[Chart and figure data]
━━━━
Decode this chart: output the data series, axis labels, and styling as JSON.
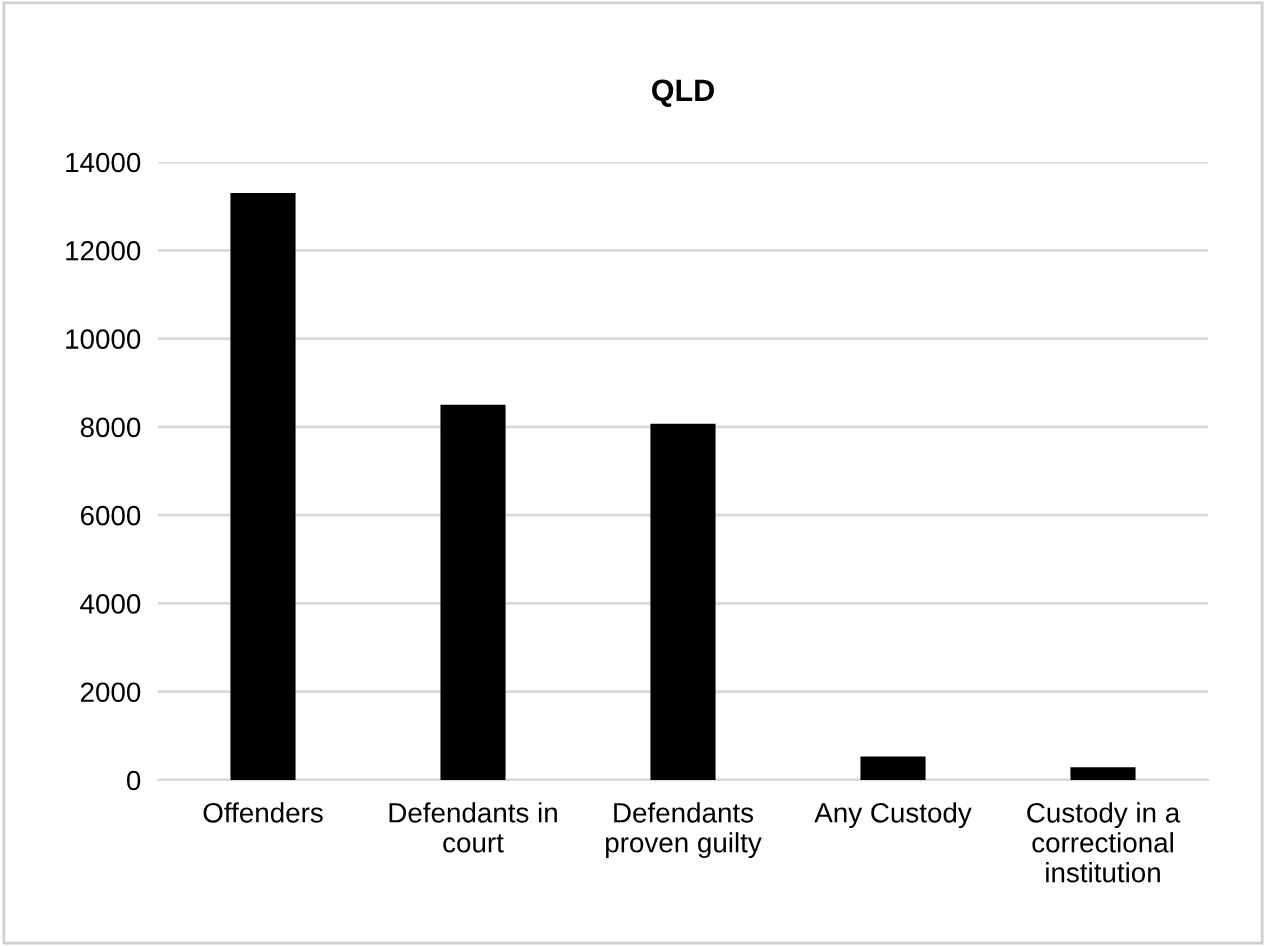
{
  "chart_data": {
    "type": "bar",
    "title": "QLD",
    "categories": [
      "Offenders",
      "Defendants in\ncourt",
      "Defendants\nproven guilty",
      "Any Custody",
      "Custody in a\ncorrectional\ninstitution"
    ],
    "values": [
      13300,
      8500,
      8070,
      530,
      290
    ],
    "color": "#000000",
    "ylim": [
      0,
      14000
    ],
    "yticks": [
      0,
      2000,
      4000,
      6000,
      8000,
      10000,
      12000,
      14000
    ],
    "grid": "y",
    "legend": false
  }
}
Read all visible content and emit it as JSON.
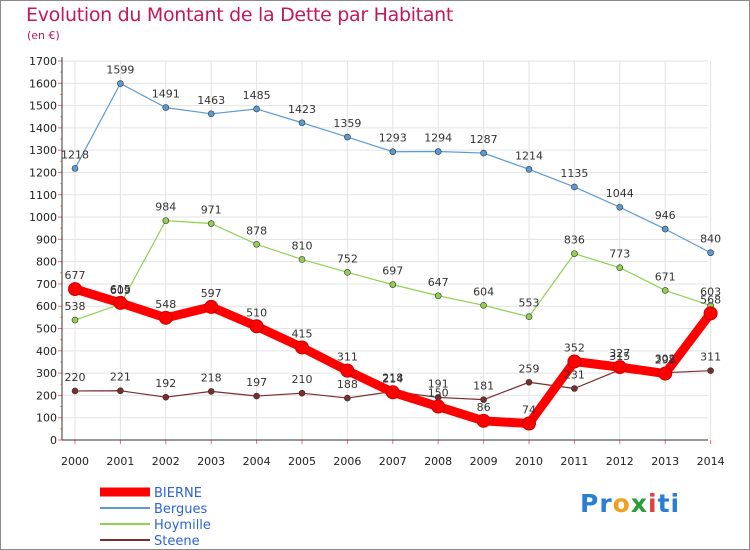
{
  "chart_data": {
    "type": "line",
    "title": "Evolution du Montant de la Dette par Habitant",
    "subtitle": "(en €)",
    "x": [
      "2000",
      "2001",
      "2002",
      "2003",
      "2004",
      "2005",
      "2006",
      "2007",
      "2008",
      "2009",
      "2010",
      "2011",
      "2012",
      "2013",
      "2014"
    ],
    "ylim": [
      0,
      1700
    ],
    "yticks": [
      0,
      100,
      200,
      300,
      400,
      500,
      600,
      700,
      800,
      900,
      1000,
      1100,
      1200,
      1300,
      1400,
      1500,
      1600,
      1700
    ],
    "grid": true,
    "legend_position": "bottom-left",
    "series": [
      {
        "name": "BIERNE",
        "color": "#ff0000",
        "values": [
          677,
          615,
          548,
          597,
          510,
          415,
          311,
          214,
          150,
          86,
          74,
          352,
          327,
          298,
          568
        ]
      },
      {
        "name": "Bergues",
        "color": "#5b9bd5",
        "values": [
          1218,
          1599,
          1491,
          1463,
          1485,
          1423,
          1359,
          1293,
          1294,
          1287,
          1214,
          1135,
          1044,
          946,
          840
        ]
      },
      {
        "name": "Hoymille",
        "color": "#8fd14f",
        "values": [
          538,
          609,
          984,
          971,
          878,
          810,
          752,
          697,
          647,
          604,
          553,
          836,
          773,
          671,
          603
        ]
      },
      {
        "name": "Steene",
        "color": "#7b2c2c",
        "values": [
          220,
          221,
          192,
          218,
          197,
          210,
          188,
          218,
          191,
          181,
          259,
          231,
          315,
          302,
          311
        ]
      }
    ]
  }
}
━━━━
_Task requirements_
Show the lines where the word "JSON" appears in the entries.

_Correct response_
Decode this chart: output the data series, axis labels, and styling as JSON.
Read all visible content and emit it as JSON.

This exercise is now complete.